DIRECTIVE:
Make an exact copy of the listing below.

-- start of TASK DATA --

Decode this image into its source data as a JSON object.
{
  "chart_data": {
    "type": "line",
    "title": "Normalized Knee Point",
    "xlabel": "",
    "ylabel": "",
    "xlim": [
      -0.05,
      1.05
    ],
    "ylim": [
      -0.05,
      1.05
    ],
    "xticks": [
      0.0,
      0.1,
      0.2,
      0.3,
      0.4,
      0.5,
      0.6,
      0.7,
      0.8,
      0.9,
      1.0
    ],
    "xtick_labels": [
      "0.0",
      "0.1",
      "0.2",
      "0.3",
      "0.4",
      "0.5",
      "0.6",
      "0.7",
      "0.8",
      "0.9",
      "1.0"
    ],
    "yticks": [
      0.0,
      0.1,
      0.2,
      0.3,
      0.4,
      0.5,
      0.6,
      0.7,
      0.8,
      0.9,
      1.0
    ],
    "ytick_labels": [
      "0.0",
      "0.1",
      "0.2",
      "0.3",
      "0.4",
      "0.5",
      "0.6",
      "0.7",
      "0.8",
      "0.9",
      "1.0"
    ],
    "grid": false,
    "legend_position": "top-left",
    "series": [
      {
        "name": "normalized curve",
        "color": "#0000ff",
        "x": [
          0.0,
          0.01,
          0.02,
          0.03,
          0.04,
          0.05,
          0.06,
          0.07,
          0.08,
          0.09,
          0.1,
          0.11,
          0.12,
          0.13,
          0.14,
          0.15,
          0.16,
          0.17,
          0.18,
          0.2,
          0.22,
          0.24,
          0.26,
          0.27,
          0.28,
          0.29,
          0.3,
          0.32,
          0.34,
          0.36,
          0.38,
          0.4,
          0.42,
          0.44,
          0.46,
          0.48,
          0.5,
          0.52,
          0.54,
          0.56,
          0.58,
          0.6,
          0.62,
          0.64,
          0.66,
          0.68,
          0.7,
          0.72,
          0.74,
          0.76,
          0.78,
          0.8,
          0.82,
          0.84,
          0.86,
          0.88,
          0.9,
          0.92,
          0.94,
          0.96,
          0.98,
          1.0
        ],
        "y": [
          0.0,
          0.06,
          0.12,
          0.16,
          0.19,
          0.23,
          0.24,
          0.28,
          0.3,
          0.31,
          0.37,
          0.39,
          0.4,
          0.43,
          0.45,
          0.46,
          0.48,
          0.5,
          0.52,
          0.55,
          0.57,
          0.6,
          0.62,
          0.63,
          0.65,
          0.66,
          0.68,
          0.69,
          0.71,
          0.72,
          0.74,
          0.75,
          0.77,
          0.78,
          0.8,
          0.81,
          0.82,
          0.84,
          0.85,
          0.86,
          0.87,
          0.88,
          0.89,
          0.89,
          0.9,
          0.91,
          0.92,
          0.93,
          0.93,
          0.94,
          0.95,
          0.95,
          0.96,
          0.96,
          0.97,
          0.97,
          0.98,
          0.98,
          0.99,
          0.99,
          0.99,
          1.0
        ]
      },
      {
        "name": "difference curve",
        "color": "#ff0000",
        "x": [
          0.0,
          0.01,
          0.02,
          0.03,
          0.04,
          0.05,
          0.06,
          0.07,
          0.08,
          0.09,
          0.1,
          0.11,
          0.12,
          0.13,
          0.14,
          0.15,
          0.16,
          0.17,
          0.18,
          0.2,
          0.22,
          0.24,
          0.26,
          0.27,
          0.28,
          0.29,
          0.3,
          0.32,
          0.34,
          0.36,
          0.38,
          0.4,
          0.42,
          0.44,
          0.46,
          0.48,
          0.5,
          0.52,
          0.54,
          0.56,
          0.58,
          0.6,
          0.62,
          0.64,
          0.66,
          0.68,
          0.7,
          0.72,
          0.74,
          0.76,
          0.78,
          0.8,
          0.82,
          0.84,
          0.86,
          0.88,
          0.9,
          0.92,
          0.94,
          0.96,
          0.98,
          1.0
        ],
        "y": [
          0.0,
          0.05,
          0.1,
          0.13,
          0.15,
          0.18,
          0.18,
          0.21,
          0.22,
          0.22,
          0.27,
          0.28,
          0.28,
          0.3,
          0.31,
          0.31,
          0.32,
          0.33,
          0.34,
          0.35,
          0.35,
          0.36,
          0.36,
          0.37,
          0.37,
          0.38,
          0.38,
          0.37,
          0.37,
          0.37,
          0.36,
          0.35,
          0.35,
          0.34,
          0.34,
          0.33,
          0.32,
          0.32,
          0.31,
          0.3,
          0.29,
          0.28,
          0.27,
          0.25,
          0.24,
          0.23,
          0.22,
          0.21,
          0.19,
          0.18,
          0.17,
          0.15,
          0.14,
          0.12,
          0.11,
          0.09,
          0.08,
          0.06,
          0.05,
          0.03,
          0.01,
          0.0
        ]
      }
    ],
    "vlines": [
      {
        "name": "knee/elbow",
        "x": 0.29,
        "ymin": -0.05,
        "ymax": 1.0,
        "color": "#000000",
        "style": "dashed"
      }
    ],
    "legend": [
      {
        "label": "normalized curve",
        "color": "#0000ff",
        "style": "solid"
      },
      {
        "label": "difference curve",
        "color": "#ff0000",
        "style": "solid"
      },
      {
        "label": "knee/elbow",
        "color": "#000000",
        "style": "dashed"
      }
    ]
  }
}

-- end of TASK DATA --

ANSWER TO THIS PROBLEM:
Decode this image into its source data as a JSON object.
{
  "chart_data": {
    "type": "line",
    "title": "Normalized Knee Point",
    "xlabel": "",
    "ylabel": "",
    "xlim": [
      -0.05,
      1.05
    ],
    "ylim": [
      -0.05,
      1.05
    ],
    "xticks": [
      0.0,
      0.1,
      0.2,
      0.3,
      0.4,
      0.5,
      0.6,
      0.7,
      0.8,
      0.9,
      1.0
    ],
    "xtick_labels": [
      "0.0",
      "0.1",
      "0.2",
      "0.3",
      "0.4",
      "0.5",
      "0.6",
      "0.7",
      "0.8",
      "0.9",
      "1.0"
    ],
    "yticks": [
      0.0,
      0.1,
      0.2,
      0.3,
      0.4,
      0.5,
      0.6,
      0.7,
      0.8,
      0.9,
      1.0
    ],
    "ytick_labels": [
      "0.0",
      "0.1",
      "0.2",
      "0.3",
      "0.4",
      "0.5",
      "0.6",
      "0.7",
      "0.8",
      "0.9",
      "1.0"
    ],
    "grid": false,
    "legend_position": "top-left",
    "series": [
      {
        "name": "normalized curve",
        "color": "#0000ff",
        "x": [
          0.0,
          0.01,
          0.02,
          0.03,
          0.04,
          0.05,
          0.06,
          0.07,
          0.08,
          0.09,
          0.1,
          0.11,
          0.12,
          0.13,
          0.14,
          0.15,
          0.16,
          0.17,
          0.18,
          0.2,
          0.22,
          0.24,
          0.26,
          0.27,
          0.28,
          0.29,
          0.3,
          0.32,
          0.34,
          0.36,
          0.38,
          0.4,
          0.42,
          0.44,
          0.46,
          0.48,
          0.5,
          0.52,
          0.54,
          0.56,
          0.58,
          0.6,
          0.62,
          0.64,
          0.66,
          0.68,
          0.7,
          0.72,
          0.74,
          0.76,
          0.78,
          0.8,
          0.82,
          0.84,
          0.86,
          0.88,
          0.9,
          0.92,
          0.94,
          0.96,
          0.98,
          1.0
        ],
        "y": [
          0.0,
          0.06,
          0.12,
          0.16,
          0.19,
          0.23,
          0.24,
          0.28,
          0.3,
          0.31,
          0.37,
          0.39,
          0.4,
          0.43,
          0.45,
          0.46,
          0.48,
          0.5,
          0.52,
          0.55,
          0.57,
          0.6,
          0.62,
          0.63,
          0.65,
          0.66,
          0.68,
          0.69,
          0.71,
          0.72,
          0.74,
          0.75,
          0.77,
          0.78,
          0.8,
          0.81,
          0.82,
          0.84,
          0.85,
          0.86,
          0.87,
          0.88,
          0.89,
          0.89,
          0.9,
          0.91,
          0.92,
          0.93,
          0.93,
          0.94,
          0.95,
          0.95,
          0.96,
          0.96,
          0.97,
          0.97,
          0.98,
          0.98,
          0.99,
          0.99,
          0.99,
          1.0
        ]
      },
      {
        "name": "difference curve",
        "color": "#ff0000",
        "x": [
          0.0,
          0.01,
          0.02,
          0.03,
          0.04,
          0.05,
          0.06,
          0.07,
          0.08,
          0.09,
          0.1,
          0.11,
          0.12,
          0.13,
          0.14,
          0.15,
          0.16,
          0.17,
          0.18,
          0.2,
          0.22,
          0.24,
          0.26,
          0.27,
          0.28,
          0.29,
          0.3,
          0.32,
          0.34,
          0.36,
          0.38,
          0.4,
          0.42,
          0.44,
          0.46,
          0.48,
          0.5,
          0.52,
          0.54,
          0.56,
          0.58,
          0.6,
          0.62,
          0.64,
          0.66,
          0.68,
          0.7,
          0.72,
          0.74,
          0.76,
          0.78,
          0.8,
          0.82,
          0.84,
          0.86,
          0.88,
          0.9,
          0.92,
          0.94,
          0.96,
          0.98,
          1.0
        ],
        "y": [
          0.0,
          0.05,
          0.1,
          0.13,
          0.15,
          0.18,
          0.18,
          0.21,
          0.22,
          0.22,
          0.27,
          0.28,
          0.28,
          0.3,
          0.31,
          0.31,
          0.32,
          0.33,
          0.34,
          0.35,
          0.35,
          0.36,
          0.36,
          0.37,
          0.37,
          0.38,
          0.38,
          0.37,
          0.37,
          0.37,
          0.36,
          0.35,
          0.35,
          0.34,
          0.34,
          0.33,
          0.32,
          0.32,
          0.31,
          0.3,
          0.29,
          0.28,
          0.27,
          0.25,
          0.24,
          0.23,
          0.22,
          0.21,
          0.19,
          0.18,
          0.17,
          0.15,
          0.14,
          0.12,
          0.11,
          0.09,
          0.08,
          0.06,
          0.05,
          0.03,
          0.01,
          0.0
        ]
      }
    ],
    "vlines": [
      {
        "name": "knee/elbow",
        "x": 0.29,
        "ymin": -0.05,
        "ymax": 1.0,
        "color": "#000000",
        "style": "dashed"
      }
    ],
    "legend": [
      {
        "label": "normalized curve",
        "color": "#0000ff",
        "style": "solid"
      },
      {
        "label": "difference curve",
        "color": "#ff0000",
        "style": "solid"
      },
      {
        "label": "knee/elbow",
        "color": "#000000",
        "style": "dashed"
      }
    ]
  }
}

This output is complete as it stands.